When using antibodies that detect post-translational modifications (PTMs), either site-specific or pan-reactive (e.g. phospho-tyrosine), it is critical to not only determine specificity for the target but also the site and modification of interest. In addition, it is very important to verify that that antibody will still detect the site/PTM of interest in the presence of nearby PTMs which might alter the antigen.

• Validate the antibody in cells/tissues treated with or without agonists or inhibitors that specifically modulate the PTM on the site of interest. If you are unsure of how the site is regulated, a great resource for understanding the up- and downstream PTM regulation of protein signaling is PhosphoSite Plus.
• Phospho-tyrosine, in particular, is highly immunogenic and antibodies that detect phospho-tyrosine within one context frequently cross-react with phospho-tyrosines on other proteins.  For p-Tyr-specific antibodies, it is critical to verify site and target specificity using multiple applications and validation techniques.
• Comparing the ability of the antibody to detect the PTM and site of interest in the presence of unmodified or PTM-peptide, is a useful tool to confirm specificity in any application. Application-independent methods such as peptide ELISAs (competitive and non-competitive) can also be used to validate the specificity of antibody. Similarly, peptide arrays using peptides representing all of the possible PTMs on the site of interest AND nearby sites, can be used to determine antibody specificity as well as the impact of nearby PTMs on the ability of the antibody to bind to the site of interest.
• Lastly, one can also use site-specific mutants of proteins by making positive and negative mutants to help confirm the specificity of the antibody.  For example, introducing alanine or glutamic acid in place of a phosphorylated serine or threonine can be used to understand the specificity of the antibody. These results should be interpreted with caution since any manipulation of the antigenic epitope could abrogate antibody binding. However, this can be a useful tool when no others are available (and many reviewers will ask for this experiment anyway!).

Validation of antibodies in a specific application depends on the application and the results of the general validation methods outlined above. For example, in imaging applications, ensuring that the signal localizes to the correct cell type or compartment within a cell or tissue is critical.

Requirement =>
Carry on the passage above about validating antibodies for post-translational modifications, starting right after its final sentence.

Record extracts =>
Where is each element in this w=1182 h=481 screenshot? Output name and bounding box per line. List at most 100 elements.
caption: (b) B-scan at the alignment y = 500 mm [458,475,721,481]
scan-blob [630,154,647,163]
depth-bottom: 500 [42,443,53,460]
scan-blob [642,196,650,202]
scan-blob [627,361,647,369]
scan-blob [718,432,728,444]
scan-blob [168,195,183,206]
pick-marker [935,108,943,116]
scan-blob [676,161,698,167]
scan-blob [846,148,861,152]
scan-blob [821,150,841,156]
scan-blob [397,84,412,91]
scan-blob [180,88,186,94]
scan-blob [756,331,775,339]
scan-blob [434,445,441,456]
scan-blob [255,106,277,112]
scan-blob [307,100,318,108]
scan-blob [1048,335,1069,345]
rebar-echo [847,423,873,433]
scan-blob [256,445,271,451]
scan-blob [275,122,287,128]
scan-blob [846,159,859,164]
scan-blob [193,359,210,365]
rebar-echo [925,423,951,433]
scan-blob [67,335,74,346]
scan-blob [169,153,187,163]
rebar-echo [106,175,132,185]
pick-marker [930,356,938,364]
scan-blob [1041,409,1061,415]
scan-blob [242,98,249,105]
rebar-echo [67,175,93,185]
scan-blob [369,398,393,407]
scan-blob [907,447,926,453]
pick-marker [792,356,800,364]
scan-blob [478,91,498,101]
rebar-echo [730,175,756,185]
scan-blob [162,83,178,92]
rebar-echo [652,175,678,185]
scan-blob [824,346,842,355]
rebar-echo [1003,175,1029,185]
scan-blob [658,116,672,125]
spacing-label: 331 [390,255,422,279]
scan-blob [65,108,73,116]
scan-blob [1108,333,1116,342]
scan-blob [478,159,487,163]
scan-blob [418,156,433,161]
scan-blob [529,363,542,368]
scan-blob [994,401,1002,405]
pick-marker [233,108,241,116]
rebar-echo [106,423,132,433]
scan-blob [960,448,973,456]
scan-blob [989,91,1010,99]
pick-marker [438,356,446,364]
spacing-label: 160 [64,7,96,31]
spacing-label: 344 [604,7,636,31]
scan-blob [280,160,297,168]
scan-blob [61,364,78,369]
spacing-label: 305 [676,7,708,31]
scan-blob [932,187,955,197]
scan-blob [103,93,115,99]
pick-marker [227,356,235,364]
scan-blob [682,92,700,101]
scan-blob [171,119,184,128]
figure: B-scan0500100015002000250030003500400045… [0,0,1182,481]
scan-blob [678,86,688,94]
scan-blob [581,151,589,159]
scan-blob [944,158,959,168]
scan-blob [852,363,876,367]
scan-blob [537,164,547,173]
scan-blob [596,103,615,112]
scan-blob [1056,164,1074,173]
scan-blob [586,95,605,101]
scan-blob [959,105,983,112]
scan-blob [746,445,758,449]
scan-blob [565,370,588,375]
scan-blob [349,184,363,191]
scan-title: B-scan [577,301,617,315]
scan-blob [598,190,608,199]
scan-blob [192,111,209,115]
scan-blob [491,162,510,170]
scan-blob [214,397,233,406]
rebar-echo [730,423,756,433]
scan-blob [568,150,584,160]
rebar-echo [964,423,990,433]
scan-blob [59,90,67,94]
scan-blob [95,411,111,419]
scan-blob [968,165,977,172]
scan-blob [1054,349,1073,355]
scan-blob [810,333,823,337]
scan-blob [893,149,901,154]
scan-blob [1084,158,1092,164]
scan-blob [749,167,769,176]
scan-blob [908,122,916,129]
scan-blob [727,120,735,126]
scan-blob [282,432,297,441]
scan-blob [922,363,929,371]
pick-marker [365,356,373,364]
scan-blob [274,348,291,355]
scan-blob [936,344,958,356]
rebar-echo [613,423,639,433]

Answer for the task =>
Using agonists or inhibitors to induce translocation, expression, degradation or other changes in relative signal can be very useful for verifying that your antibody is detecting the right target. Use the biology of the target to design experiments that will help develop a validation strategy.

For enrichment-based applications such as IP and ChIP, ensuring the IP works using two different antibodies as described above should be the first choice but one can also use heterologous, epitope-tagged proteins to validate that the antibody works in an IP assay by using the target-specific antibody for the enrichment and the tag antibody for detection. If so equipped, IP followed by mass spectrometry can also be used to verify the proteins enriched during an IP.

The importance of cross-application validation cannot be underestimated. A simple western blot prior to using an antibody for IHC can provide insight regarding the specificity and potential off-target interactions of an antibody. However, doing this correctly means using the same model for both the western blot and IHC experiments. Similarly, immunocytochemical methods can be used to confirm observations made by flow cytometry due to the similarly in methods used to fix and stain the cells.

Most critically, every experiment should include all correct positive and negative controls including experimental, loading, and isotype controls depending on the experimental design and application being used. This ensures the efficacy of the antibody but also that the experiment itself worked independent of the specificity and functionality of the antibody.